--- start ---

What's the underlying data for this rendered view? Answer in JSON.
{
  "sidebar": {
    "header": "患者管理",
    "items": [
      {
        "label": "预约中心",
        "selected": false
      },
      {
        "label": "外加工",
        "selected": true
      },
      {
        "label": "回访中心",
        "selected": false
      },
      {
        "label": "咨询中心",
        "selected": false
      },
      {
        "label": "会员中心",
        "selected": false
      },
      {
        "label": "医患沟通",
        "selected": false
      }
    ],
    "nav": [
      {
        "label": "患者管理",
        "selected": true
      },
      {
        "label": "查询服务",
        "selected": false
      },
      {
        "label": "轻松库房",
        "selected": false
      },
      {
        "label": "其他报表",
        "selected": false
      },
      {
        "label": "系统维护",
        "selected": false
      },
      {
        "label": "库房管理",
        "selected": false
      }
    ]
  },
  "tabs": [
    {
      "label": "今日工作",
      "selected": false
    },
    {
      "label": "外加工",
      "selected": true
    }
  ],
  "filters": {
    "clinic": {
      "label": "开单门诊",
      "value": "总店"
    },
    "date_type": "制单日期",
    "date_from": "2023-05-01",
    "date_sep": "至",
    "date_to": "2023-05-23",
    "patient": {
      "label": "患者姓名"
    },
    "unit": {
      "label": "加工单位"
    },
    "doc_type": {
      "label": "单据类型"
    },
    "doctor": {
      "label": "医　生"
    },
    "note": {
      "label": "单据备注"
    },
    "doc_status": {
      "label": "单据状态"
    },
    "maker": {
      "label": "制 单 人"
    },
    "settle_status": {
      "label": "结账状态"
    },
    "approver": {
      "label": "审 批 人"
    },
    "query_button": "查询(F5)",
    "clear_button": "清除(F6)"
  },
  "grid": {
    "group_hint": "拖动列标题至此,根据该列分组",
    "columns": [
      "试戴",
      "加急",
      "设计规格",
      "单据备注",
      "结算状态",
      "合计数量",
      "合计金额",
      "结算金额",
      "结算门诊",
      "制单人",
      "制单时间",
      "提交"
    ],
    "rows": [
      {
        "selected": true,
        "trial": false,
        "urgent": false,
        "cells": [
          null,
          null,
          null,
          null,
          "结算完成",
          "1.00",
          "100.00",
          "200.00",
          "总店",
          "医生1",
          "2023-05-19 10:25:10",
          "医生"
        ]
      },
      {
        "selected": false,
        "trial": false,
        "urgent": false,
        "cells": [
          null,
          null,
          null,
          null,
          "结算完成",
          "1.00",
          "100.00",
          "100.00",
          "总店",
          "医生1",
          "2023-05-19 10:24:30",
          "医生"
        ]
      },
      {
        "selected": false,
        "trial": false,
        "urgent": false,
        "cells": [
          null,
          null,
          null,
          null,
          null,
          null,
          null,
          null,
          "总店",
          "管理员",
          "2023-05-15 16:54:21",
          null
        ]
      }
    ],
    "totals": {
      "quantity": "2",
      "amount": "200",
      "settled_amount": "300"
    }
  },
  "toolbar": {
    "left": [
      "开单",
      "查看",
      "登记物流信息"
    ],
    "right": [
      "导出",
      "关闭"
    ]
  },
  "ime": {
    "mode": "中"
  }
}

--- end ---

Reproduce each line verbatim.

What's the underlying data for this rendered view? Answer in JSON.
{
  "sidebar": {
    "header": "患者管理",
    "items": [
      {
        "label": "预约中心",
        "selected": false
      },
      {
        "label": "外加工",
        "selected": true
      },
      {
        "label": "回访中心",
        "selected": false
      },
      {
        "label": "咨询中心",
        "selected": false
      },
      {
        "label": "会员中心",
        "selected": false
      },
      {
        "label": "医患沟通",
        "selected": false
      }
    ],
    "nav": [
      {
        "label": "患者管理",
        "selected": true
      },
      {
        "label": "查询服务",
        "selected": false
      },
      {
        "label": "轻松库房",
        "selected": false
      },
      {
        "label": "其他报表",
        "selected": false
      },
      {
        "label": "系统维护",
        "selected": false
      },
      {
        "label": "库房管理",
        "selected": false
      }
    ]
  },
  "tabs": [
    {
      "label": "今日工作",
      "selected": false
    },
    {
      "label": "外加工",
      "selected": true
    }
  ],
  "filters": {
    "clinic": {
      "label": "开单门诊",
      "value": "总店"
    },
    "date_type": "制单日期",
    "date_from": "2023-05-01",
    "date_sep": "至",
    "date_to": "2023-05-23",
    "patient": {
      "label": "患者姓名"
    },
    "unit": {
      "label": "加工单位"
    },
    "doc_type": {
      "label": "单据类型"
    },
    "doctor": {
      "label": "医　生"
    },
    "note": {
      "label": "单据备注"
    },
    "doc_status": {
      "label": "单据状态"
    },
    "maker": {
      "label": "制 单 人"
    },
    "settle_status": {
      "label": "结账状态"
    },
    "approver": {
      "label": "审 批 人"
    },
    "query_button": "查询(F5)",
    "clear_button": "清除(F6)"
  },
  "grid": {
    "group_hint": "拖动列标题至此,根据该列分组",
    "columns": [
      "试戴",
      "加急",
      "设计规格",
      "单据备注",
      "结算状态",
      "合计数量",
      "合计金额",
      "结算金额",
      "结算门诊",
      "制单人",
      "制单时间",
      "提交"
    ],
    "rows": [
      {
        "selected": true,
        "trial": false,
        "urgent": false,
        "cells": [
          null,
          null,
          null,
          null,
          "结算完成",
          "1.00",
          "100.00",
          "200.00",
          "总店",
          "医生1",
          "2023-05-19 10:25:10",
          "医生"
        ]
      },
      {
        "selected": false,
        "trial": false,
        "urgent": false,
        "cells": [
          null,
          null,
          null,
          null,
          "结算完成",
          "1.00",
          "100.00",
          "100.00",
          "总店",
          "医生1",
          "2023-05-19 10:24:30",
          "医生"
        ]
      },
      {
        "selected": false,
        "trial": false,
        "urgent": false,
        "cells": [
          null,
          null,
          null,
          null,
          null,
          null,
          null,
          null,
          "总店",
          "管理员",
          "2023-05-15 16:54:21",
          null
        ]
      }
    ],
    "totals": {
      "quantity": "2",
      "amount": "200",
      "settled_amount": "300"
    }
  },
  "toolbar": {
    "left": [
      "开单",
      "查看",
      "登记物流信息"
    ],
    "right": [
      "导出",
      "关闭"
    ]
  },
  "ime": {
    "mode": "中"
  }
}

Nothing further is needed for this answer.